TASK GOAL = Only lines with the string "this" matter here; gather them from the material below.

RECORD LIST =
-=-=-
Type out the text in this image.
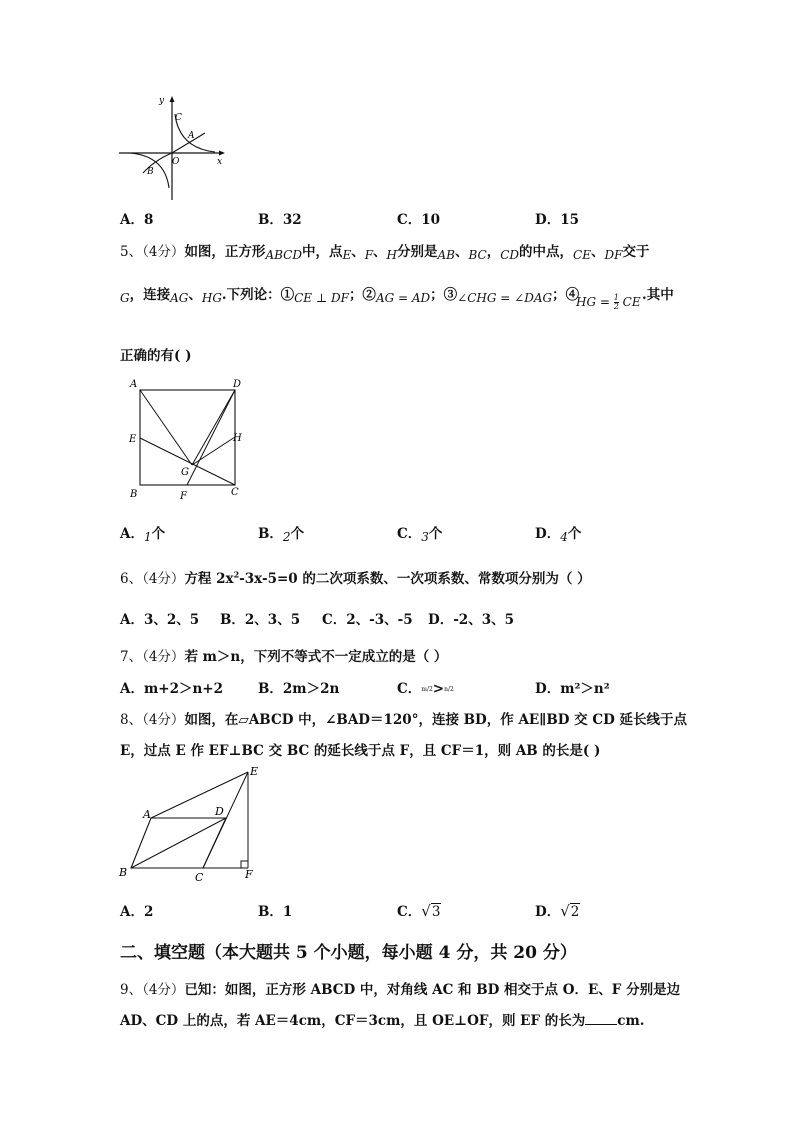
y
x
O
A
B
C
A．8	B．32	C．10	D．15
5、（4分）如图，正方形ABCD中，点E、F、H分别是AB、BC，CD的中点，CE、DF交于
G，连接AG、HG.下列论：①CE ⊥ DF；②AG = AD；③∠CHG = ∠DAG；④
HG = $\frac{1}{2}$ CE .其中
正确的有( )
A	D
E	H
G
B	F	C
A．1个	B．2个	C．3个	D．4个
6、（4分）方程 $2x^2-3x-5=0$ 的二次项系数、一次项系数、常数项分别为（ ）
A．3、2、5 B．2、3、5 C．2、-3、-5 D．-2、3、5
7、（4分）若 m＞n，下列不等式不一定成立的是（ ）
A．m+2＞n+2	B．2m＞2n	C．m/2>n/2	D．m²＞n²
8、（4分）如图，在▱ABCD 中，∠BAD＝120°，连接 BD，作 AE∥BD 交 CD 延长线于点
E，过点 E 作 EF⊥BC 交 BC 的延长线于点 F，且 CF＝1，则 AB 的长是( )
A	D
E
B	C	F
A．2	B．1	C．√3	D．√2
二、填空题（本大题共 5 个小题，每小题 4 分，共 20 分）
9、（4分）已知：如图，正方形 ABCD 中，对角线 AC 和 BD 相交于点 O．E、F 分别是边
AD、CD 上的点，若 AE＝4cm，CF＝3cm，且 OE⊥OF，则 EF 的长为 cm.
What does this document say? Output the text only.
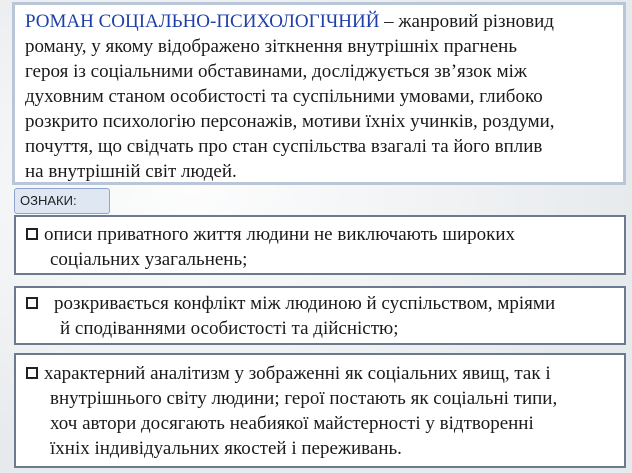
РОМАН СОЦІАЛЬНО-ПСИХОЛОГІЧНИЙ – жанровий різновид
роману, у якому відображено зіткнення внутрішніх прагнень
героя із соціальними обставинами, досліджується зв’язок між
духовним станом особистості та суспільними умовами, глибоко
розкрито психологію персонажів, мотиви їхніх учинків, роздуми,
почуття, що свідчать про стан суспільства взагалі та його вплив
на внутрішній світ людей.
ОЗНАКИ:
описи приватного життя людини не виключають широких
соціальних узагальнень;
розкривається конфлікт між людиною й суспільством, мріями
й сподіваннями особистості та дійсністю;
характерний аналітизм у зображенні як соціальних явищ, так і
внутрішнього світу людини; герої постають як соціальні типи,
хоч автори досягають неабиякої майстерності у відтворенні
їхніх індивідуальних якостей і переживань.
-=-=-
RESULT =
Type out the text in this image.
What does this document say? Output the text only.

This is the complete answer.